■ EXERCISE GOAL
Gather every row below that contains the word "SUBSCRIBE" and copy each of those rows in full.

■ MATERIAL
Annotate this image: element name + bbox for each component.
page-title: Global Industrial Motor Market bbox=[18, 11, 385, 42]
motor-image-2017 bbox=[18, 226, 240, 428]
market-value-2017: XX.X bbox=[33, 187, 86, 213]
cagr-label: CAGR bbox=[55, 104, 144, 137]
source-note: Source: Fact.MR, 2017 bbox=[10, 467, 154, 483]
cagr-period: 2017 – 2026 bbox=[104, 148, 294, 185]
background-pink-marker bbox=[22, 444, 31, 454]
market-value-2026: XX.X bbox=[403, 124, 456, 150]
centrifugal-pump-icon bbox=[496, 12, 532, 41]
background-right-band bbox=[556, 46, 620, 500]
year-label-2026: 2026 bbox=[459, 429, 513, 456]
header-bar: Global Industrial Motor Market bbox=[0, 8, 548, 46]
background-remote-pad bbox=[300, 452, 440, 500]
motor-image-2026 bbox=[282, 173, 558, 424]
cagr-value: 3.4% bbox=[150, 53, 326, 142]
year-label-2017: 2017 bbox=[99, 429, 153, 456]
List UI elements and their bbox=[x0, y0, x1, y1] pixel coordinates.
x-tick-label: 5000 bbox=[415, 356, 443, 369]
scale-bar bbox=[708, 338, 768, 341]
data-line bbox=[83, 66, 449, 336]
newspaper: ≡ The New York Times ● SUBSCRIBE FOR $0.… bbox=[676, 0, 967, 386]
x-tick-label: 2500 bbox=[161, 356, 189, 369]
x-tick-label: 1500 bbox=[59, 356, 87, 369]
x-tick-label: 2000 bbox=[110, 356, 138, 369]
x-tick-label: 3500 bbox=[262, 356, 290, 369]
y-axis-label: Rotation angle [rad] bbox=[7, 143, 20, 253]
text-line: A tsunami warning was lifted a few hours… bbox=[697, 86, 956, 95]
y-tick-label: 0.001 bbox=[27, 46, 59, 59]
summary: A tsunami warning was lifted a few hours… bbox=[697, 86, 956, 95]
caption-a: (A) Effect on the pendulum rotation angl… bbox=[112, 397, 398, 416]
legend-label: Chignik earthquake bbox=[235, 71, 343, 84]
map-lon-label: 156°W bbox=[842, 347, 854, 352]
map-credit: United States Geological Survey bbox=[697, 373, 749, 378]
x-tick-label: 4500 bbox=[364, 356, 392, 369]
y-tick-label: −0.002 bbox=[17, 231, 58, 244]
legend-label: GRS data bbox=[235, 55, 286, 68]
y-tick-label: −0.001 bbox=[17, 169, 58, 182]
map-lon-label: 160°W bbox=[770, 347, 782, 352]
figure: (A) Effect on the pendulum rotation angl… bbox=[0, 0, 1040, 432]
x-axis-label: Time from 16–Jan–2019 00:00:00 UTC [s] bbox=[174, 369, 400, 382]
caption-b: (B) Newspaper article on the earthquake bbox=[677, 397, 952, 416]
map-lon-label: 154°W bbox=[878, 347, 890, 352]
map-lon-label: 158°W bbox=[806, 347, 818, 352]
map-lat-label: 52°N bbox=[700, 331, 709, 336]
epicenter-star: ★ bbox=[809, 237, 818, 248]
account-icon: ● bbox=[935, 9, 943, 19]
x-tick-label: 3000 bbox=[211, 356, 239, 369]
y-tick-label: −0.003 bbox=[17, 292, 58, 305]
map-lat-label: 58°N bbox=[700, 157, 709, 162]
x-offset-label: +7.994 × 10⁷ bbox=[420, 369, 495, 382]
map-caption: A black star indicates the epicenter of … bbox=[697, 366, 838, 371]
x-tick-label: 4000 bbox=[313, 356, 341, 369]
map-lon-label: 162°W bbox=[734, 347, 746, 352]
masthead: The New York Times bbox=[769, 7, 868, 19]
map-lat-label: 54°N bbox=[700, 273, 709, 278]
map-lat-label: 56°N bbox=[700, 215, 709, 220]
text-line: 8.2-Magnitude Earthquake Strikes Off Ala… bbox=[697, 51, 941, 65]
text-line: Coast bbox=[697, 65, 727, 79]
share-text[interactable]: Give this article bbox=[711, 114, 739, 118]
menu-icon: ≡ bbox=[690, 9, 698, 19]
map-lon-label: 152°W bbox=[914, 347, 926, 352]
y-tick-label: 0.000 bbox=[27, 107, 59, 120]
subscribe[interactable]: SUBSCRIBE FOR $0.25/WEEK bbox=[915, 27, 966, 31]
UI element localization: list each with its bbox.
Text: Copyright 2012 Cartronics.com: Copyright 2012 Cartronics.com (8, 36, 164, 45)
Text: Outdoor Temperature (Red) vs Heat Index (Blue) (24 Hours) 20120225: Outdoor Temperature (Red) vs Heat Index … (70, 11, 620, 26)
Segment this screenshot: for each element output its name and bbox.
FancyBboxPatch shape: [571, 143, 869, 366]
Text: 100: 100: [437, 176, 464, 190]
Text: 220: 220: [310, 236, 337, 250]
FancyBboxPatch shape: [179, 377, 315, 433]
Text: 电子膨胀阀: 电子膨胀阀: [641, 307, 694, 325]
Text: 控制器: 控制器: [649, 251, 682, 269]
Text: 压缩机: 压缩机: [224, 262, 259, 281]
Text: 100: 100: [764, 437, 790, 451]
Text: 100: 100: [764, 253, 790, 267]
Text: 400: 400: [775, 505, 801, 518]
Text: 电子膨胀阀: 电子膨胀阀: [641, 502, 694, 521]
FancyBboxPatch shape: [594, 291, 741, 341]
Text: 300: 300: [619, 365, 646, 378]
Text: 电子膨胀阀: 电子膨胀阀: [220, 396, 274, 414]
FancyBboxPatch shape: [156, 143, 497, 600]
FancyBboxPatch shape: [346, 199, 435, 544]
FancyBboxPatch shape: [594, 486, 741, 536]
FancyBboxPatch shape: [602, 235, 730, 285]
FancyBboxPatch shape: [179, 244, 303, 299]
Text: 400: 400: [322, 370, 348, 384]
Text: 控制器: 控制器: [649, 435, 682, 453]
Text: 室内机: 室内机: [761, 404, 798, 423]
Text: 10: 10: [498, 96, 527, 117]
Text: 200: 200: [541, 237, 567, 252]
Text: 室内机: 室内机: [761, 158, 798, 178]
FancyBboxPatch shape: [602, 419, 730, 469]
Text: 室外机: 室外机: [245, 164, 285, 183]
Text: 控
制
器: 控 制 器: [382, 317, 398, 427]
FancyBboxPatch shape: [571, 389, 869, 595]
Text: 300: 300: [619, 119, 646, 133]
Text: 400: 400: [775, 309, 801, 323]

■ RESPONSE
newspaper: ≡ The New York Times ● SUBSCRIBE FOR $0.… bbox=[676, 0, 967, 386]
subscribe[interactable]: SUBSCRIBE FOR $0.25/WEEK bbox=[915, 27, 966, 31]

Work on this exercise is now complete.